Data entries
++++

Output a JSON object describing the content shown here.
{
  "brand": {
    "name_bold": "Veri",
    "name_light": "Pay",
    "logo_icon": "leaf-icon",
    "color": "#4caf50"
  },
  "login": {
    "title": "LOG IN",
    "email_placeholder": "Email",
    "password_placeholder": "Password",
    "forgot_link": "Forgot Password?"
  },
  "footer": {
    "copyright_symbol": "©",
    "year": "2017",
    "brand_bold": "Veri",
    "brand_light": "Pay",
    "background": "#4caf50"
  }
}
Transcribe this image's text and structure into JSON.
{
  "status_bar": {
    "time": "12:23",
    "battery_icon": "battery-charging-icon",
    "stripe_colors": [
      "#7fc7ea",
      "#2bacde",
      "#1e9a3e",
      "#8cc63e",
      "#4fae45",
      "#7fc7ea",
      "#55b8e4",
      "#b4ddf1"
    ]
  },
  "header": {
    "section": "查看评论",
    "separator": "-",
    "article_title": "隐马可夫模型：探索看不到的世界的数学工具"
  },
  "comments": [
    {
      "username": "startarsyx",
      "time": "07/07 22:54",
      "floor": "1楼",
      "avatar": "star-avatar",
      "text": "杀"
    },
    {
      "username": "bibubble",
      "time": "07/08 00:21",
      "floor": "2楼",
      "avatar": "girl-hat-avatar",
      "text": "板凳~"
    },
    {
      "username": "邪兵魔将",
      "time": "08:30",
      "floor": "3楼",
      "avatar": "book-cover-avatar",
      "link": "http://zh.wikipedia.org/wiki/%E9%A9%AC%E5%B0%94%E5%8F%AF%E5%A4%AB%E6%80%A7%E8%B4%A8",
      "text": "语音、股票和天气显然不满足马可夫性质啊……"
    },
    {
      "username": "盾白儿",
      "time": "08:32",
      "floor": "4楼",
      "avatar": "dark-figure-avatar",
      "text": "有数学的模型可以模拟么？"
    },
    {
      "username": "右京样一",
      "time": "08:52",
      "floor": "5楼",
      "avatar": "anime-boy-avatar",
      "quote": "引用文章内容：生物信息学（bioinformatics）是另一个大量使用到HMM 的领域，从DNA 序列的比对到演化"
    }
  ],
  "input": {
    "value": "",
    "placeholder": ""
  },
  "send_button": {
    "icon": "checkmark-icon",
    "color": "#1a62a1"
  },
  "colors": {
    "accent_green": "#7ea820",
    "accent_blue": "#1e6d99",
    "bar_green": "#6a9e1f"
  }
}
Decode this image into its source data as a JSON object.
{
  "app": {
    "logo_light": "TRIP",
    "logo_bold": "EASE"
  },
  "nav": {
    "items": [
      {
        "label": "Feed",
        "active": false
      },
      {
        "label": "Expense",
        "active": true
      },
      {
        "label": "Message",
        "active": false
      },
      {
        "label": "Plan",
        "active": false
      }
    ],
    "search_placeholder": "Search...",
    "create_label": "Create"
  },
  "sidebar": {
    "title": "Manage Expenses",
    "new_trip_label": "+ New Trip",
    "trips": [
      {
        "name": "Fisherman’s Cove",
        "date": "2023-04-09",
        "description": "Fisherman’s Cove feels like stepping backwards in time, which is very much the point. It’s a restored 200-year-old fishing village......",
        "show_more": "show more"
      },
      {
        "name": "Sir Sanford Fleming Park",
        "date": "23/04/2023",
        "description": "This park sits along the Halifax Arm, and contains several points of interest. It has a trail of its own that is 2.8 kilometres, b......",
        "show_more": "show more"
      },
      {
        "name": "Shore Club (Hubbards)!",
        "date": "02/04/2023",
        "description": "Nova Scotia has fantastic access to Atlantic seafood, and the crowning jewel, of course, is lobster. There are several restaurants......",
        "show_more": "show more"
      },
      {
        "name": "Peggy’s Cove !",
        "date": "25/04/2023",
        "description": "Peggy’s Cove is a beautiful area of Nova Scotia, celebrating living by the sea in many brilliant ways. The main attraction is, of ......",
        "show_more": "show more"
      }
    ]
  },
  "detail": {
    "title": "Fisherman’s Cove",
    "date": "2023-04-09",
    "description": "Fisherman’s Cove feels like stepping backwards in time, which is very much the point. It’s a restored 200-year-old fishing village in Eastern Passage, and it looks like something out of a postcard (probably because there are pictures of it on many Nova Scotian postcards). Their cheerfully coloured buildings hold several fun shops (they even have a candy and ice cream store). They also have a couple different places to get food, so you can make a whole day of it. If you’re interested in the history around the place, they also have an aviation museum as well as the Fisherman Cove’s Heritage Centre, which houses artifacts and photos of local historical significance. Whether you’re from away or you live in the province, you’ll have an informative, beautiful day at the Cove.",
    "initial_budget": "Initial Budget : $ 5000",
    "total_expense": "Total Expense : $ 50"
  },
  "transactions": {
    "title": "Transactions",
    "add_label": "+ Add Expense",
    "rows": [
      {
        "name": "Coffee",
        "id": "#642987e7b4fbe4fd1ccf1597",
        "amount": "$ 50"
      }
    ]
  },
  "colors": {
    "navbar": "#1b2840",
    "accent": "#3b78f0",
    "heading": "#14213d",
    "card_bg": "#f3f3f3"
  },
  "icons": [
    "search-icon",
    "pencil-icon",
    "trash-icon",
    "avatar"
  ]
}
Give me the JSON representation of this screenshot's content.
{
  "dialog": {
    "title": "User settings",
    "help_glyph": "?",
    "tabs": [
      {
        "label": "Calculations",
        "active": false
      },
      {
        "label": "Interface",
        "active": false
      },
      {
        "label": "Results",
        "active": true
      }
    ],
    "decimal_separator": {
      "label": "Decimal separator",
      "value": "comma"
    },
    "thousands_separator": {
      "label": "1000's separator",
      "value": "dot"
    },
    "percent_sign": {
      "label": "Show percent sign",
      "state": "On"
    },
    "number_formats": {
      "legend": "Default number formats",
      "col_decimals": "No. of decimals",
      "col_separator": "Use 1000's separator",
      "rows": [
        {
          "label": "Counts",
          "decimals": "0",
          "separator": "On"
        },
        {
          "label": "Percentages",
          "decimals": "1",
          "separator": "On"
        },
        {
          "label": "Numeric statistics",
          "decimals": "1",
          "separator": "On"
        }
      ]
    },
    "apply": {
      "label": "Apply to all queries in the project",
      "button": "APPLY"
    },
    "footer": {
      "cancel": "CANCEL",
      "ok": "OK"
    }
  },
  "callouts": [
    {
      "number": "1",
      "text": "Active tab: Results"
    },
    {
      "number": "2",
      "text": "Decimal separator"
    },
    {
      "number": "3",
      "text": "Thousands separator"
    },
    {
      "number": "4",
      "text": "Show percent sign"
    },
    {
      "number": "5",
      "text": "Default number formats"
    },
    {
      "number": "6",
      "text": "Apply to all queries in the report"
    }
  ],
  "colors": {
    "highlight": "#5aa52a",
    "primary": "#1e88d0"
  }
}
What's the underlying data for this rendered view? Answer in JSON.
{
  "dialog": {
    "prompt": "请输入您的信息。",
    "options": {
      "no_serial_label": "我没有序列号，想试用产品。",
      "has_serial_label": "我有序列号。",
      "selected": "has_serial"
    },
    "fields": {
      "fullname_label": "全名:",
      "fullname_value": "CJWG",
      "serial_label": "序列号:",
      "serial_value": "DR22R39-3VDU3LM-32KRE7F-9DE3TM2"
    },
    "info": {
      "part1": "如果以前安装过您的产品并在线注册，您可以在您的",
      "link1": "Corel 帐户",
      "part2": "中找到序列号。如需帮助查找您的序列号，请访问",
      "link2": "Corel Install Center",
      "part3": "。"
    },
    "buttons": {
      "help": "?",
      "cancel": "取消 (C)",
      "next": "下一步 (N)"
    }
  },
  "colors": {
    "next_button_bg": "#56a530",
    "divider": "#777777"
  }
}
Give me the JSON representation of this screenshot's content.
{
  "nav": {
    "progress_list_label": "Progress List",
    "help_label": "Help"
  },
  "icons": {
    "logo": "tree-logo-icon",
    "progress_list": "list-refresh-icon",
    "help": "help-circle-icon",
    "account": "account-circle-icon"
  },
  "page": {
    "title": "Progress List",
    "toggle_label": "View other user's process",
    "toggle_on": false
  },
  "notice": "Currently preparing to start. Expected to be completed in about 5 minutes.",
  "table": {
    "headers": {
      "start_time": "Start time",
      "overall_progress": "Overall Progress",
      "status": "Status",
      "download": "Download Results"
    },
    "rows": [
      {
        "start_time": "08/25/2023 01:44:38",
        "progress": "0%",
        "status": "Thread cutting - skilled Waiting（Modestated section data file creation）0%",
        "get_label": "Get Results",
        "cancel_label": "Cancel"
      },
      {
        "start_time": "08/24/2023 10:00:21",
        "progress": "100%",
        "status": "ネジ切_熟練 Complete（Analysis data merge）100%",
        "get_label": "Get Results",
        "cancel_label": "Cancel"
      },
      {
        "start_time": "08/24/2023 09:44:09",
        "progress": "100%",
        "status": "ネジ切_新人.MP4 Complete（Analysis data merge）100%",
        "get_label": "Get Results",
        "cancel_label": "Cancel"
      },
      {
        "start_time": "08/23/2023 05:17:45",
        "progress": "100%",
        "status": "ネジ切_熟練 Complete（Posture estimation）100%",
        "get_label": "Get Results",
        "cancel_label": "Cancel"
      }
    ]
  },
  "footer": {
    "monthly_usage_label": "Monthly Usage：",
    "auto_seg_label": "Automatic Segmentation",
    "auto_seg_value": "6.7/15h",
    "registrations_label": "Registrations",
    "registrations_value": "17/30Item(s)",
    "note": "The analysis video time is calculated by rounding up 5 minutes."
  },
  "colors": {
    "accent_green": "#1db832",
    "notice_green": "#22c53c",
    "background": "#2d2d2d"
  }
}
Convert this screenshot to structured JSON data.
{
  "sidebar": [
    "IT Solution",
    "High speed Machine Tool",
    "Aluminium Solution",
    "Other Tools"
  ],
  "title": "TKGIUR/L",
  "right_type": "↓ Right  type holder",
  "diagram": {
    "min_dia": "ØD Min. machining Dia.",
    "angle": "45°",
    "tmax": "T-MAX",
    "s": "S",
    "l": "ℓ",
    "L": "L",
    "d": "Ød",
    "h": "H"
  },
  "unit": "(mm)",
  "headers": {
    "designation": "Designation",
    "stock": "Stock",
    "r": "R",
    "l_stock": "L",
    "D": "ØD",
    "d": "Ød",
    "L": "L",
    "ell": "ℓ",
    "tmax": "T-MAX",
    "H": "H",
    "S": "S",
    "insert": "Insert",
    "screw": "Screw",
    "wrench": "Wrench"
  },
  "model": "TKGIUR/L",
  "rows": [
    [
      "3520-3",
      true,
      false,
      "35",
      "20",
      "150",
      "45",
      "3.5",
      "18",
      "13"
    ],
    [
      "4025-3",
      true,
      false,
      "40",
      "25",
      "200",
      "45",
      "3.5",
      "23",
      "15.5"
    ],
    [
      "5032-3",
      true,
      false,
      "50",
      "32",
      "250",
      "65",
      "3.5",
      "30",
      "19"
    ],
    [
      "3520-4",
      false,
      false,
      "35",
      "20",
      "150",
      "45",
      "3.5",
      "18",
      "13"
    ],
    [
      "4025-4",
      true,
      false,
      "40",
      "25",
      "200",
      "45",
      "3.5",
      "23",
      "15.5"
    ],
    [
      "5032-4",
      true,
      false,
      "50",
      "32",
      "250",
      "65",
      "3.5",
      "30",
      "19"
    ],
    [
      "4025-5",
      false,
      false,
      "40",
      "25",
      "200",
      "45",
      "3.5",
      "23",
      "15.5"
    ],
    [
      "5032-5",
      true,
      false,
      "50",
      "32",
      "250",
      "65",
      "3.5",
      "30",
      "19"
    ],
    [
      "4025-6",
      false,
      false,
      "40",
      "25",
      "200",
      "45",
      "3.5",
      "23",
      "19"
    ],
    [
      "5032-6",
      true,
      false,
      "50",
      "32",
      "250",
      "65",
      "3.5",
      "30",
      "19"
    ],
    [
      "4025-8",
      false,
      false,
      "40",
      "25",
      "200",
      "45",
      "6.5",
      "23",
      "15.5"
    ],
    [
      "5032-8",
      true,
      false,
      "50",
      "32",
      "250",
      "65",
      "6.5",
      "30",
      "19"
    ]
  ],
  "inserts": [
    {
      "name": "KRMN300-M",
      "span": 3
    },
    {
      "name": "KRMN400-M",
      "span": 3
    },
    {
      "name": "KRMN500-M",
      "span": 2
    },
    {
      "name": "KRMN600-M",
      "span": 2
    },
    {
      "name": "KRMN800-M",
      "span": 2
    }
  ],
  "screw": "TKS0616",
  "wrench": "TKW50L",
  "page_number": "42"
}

++++

● What you will do: State how many lines of the material contain the string "Default", with no other words.

● Right answer: 2